* **Objective**
Pull out every line below that holds the word "sisältää".

___ Working data ___

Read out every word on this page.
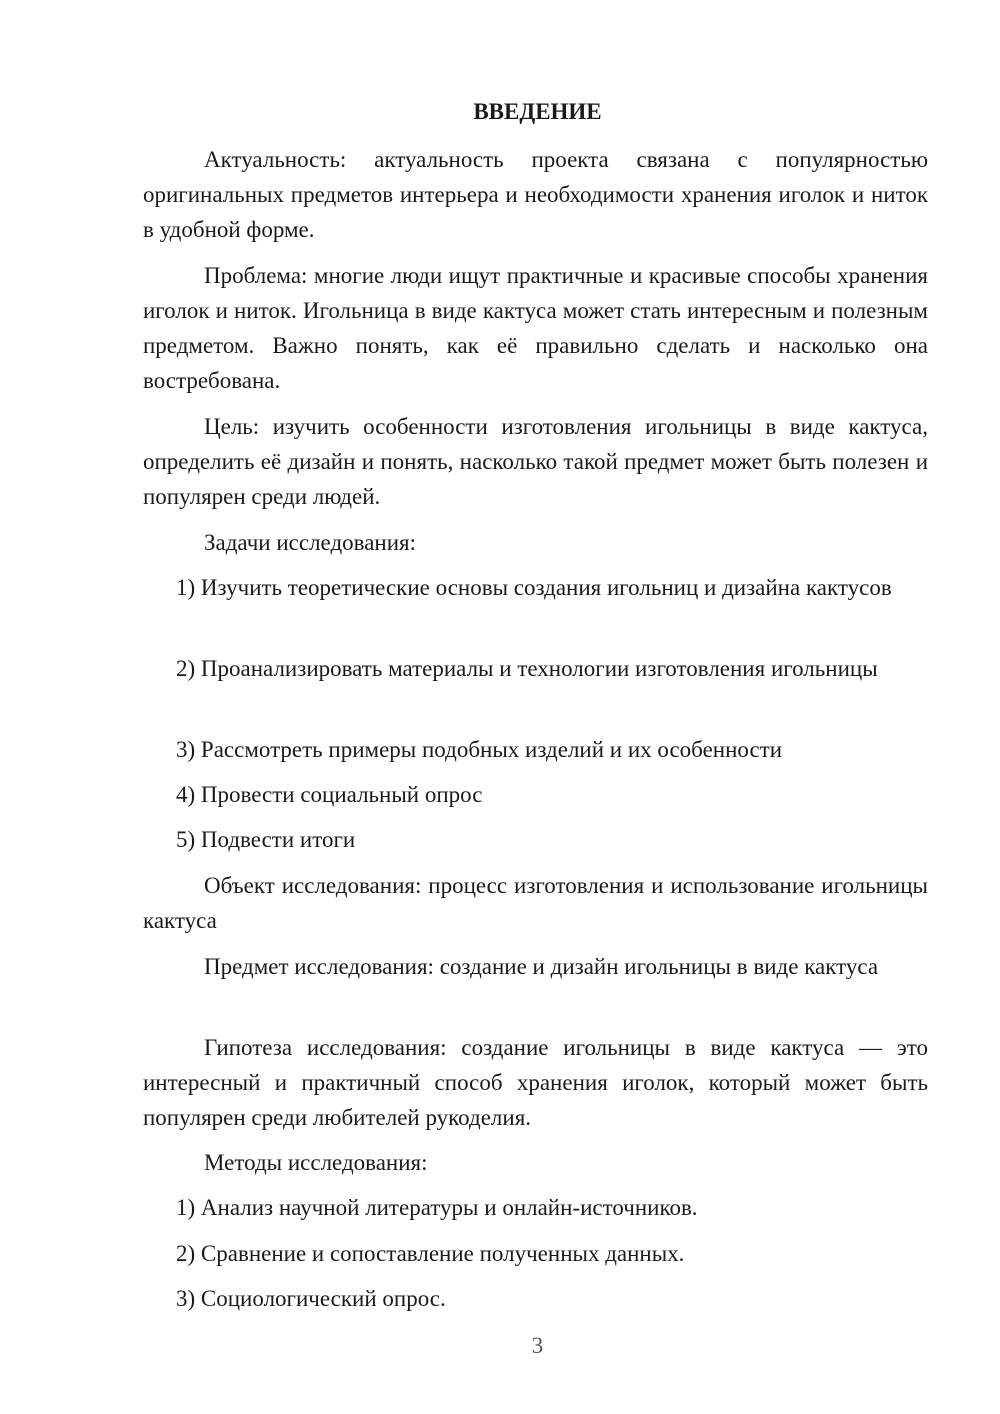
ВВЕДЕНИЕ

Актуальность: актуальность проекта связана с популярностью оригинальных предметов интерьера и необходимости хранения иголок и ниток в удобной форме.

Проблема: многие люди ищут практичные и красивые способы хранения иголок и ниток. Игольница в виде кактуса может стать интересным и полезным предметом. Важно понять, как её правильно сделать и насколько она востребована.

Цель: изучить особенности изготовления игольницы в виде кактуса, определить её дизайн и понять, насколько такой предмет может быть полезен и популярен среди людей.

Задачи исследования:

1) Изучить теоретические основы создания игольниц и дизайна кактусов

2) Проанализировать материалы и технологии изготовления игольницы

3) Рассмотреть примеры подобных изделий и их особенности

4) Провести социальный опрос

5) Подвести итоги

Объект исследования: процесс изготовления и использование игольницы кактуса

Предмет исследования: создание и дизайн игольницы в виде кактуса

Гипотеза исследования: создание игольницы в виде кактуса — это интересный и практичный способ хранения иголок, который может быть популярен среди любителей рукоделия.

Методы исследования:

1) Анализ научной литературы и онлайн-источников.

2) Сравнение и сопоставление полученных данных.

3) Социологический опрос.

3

___
___ Working data ___

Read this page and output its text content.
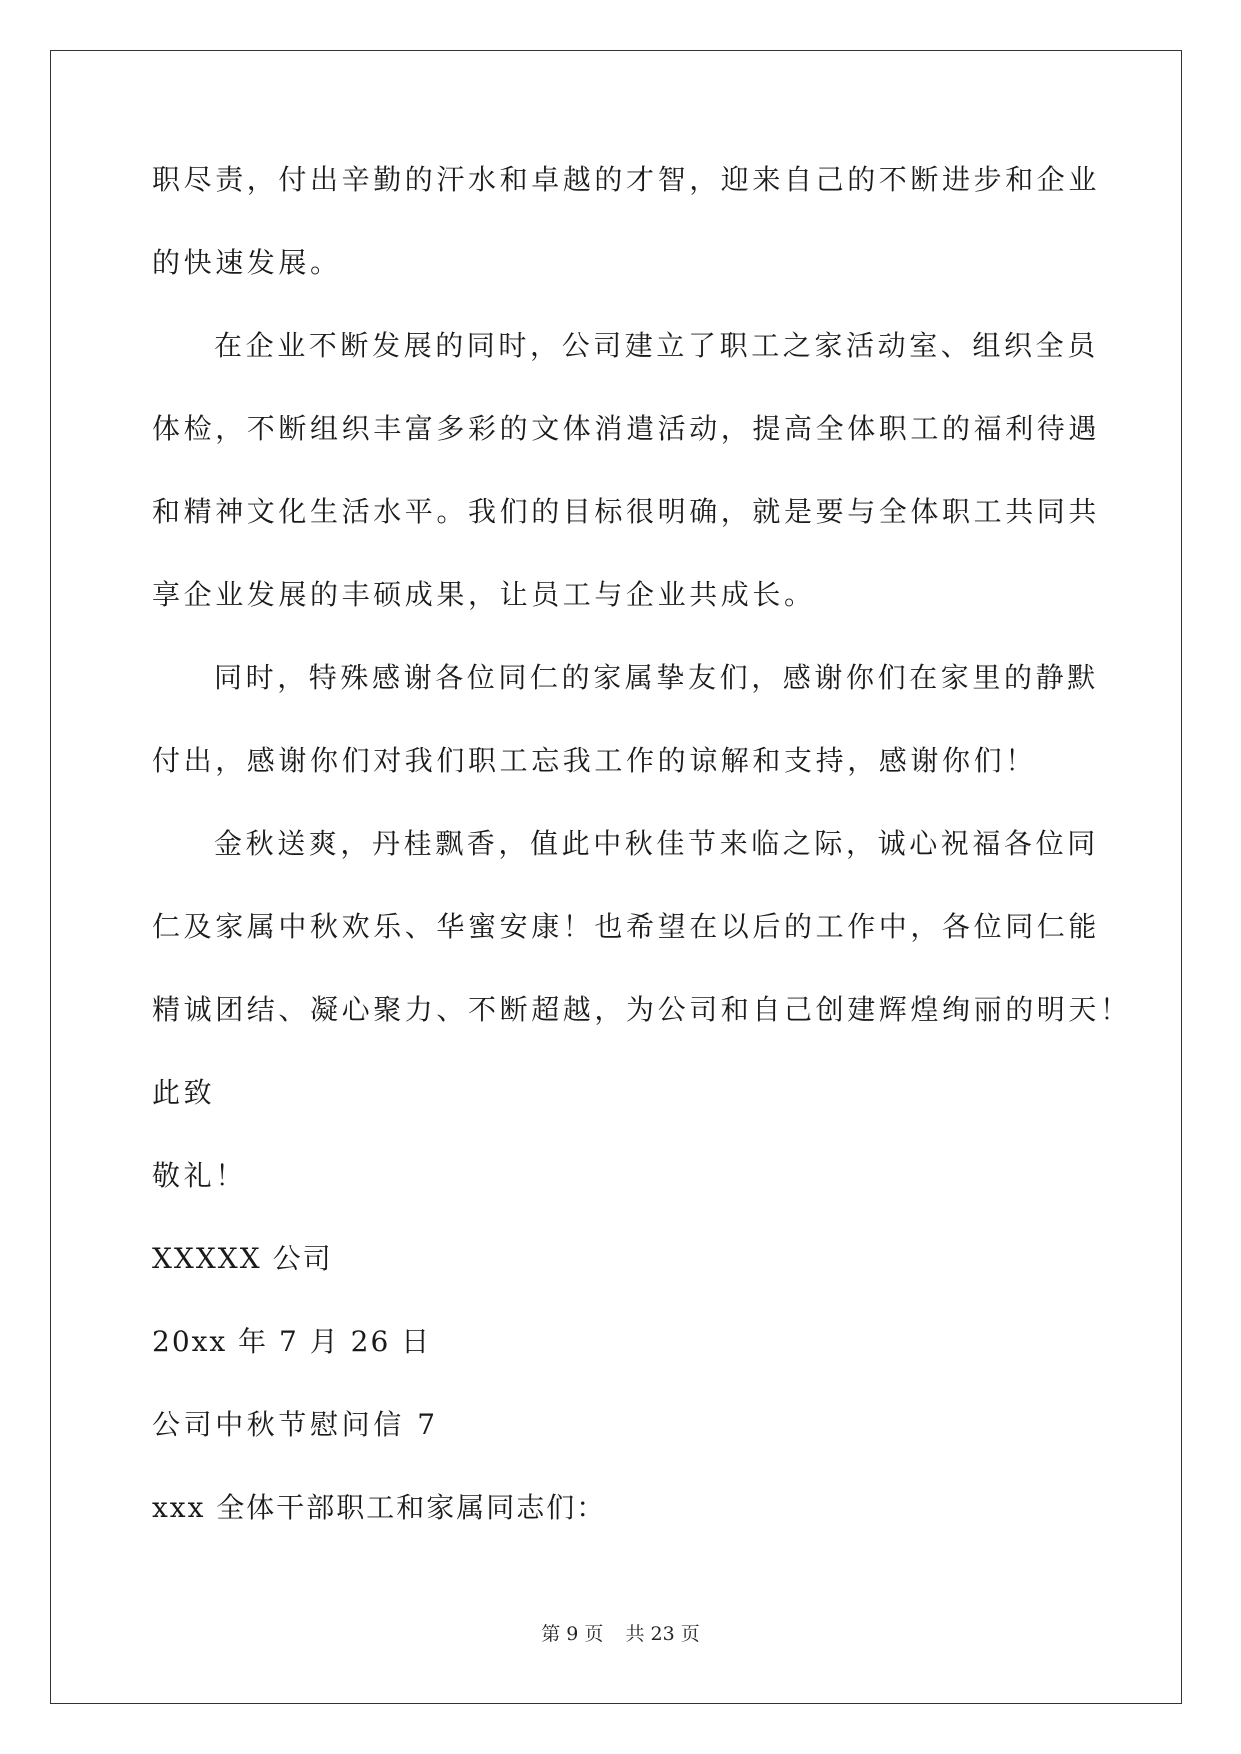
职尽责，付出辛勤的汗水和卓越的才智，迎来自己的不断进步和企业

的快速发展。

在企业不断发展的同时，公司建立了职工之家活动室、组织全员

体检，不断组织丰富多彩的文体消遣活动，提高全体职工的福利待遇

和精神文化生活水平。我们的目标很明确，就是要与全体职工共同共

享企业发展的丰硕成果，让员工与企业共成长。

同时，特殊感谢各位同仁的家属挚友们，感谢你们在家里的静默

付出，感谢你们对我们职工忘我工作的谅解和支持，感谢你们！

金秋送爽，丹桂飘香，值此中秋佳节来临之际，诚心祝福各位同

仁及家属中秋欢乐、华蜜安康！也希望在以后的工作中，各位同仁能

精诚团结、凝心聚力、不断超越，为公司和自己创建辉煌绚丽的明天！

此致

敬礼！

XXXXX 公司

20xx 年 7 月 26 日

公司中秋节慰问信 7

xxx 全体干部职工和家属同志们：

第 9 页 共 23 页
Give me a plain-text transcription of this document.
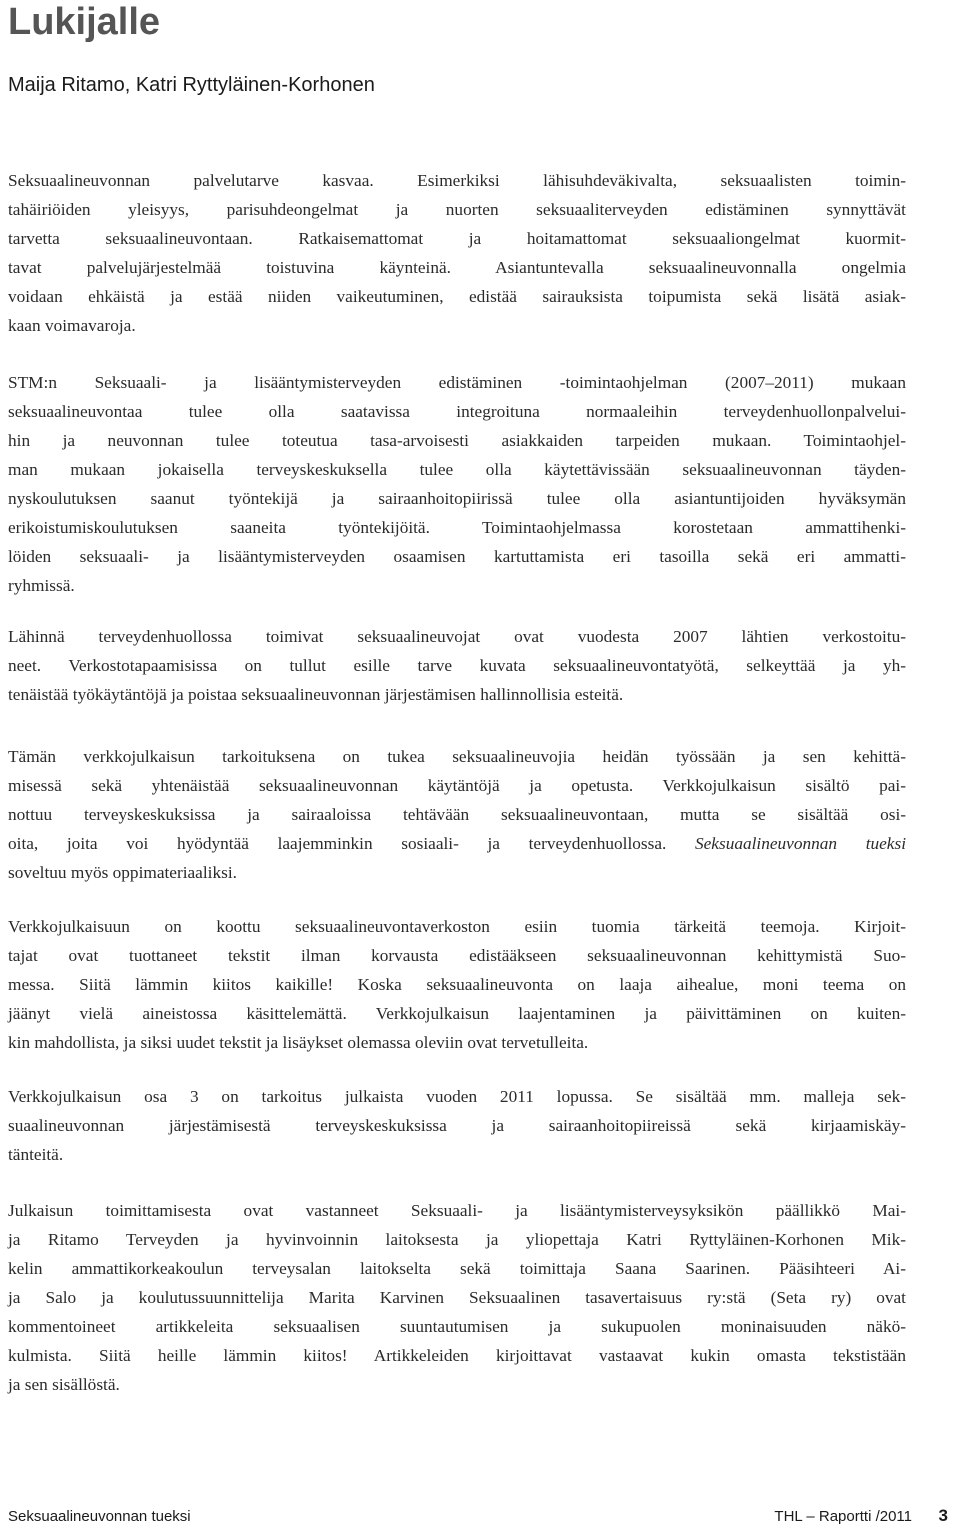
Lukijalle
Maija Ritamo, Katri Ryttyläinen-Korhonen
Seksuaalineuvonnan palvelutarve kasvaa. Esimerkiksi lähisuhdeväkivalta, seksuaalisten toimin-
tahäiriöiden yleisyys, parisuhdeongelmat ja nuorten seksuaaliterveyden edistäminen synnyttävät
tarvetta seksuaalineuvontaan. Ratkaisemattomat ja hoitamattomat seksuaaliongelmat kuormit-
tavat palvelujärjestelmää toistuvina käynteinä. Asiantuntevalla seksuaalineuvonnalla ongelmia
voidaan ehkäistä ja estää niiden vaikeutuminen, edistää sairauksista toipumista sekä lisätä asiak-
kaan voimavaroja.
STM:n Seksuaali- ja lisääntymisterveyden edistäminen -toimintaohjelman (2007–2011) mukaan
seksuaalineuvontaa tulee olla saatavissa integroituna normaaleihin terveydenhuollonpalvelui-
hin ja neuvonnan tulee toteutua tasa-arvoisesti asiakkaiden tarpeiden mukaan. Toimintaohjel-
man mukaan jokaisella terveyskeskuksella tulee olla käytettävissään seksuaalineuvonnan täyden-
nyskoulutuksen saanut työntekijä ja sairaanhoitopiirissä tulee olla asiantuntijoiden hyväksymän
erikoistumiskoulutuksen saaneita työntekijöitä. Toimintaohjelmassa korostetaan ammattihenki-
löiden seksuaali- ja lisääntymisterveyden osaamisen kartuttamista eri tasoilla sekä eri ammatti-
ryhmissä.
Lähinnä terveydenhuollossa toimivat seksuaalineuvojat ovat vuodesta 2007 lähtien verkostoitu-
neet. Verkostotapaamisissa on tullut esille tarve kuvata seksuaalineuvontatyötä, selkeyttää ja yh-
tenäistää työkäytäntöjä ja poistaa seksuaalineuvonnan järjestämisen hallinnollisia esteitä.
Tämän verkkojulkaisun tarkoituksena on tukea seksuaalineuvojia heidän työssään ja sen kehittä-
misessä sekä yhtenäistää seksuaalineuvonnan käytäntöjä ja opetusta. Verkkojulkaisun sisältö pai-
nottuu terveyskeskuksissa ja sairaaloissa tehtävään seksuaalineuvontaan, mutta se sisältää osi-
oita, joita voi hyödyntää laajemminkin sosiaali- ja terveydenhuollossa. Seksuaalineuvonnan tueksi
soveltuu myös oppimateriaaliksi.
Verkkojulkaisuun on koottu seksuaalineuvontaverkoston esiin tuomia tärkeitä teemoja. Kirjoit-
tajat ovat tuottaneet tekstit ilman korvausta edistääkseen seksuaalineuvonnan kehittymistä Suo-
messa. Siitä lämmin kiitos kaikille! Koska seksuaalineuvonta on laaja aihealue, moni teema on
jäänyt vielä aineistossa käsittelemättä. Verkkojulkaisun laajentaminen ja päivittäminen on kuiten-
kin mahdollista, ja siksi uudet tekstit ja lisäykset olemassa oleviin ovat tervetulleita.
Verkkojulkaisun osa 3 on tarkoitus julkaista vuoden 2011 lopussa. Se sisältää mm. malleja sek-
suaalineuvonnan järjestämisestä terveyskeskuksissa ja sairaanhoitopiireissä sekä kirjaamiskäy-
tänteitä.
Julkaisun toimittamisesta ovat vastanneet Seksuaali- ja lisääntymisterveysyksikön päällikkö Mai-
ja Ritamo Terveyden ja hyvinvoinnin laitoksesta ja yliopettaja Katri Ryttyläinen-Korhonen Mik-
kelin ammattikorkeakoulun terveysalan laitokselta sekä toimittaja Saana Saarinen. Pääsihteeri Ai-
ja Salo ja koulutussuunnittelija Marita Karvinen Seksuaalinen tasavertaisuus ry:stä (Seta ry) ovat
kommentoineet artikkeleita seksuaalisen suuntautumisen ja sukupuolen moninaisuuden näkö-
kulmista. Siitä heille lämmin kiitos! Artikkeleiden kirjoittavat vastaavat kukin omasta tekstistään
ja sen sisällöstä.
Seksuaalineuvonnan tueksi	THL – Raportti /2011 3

___
___ Working data ___

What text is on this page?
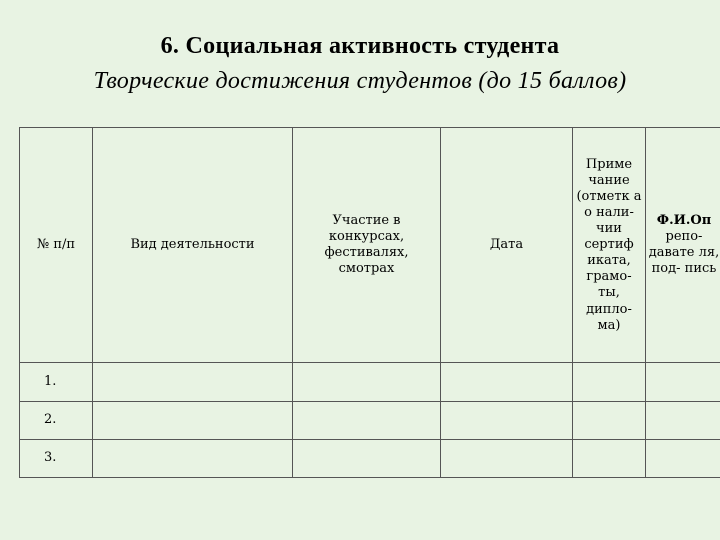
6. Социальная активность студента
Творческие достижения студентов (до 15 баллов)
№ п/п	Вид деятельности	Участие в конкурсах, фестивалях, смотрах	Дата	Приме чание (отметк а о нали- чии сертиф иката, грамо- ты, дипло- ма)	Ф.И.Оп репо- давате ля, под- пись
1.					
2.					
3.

___

* **Expected output**
nottuu terveyskeskuksissa ja sairaaloissa tehtävään seksuaalineuvontaan, mutta se sisältää osi-
Verkkojulkaisun osa 3 on tarkoitus julkaista vuoden 2011 lopussa. Se sisältää mm. malleja sek-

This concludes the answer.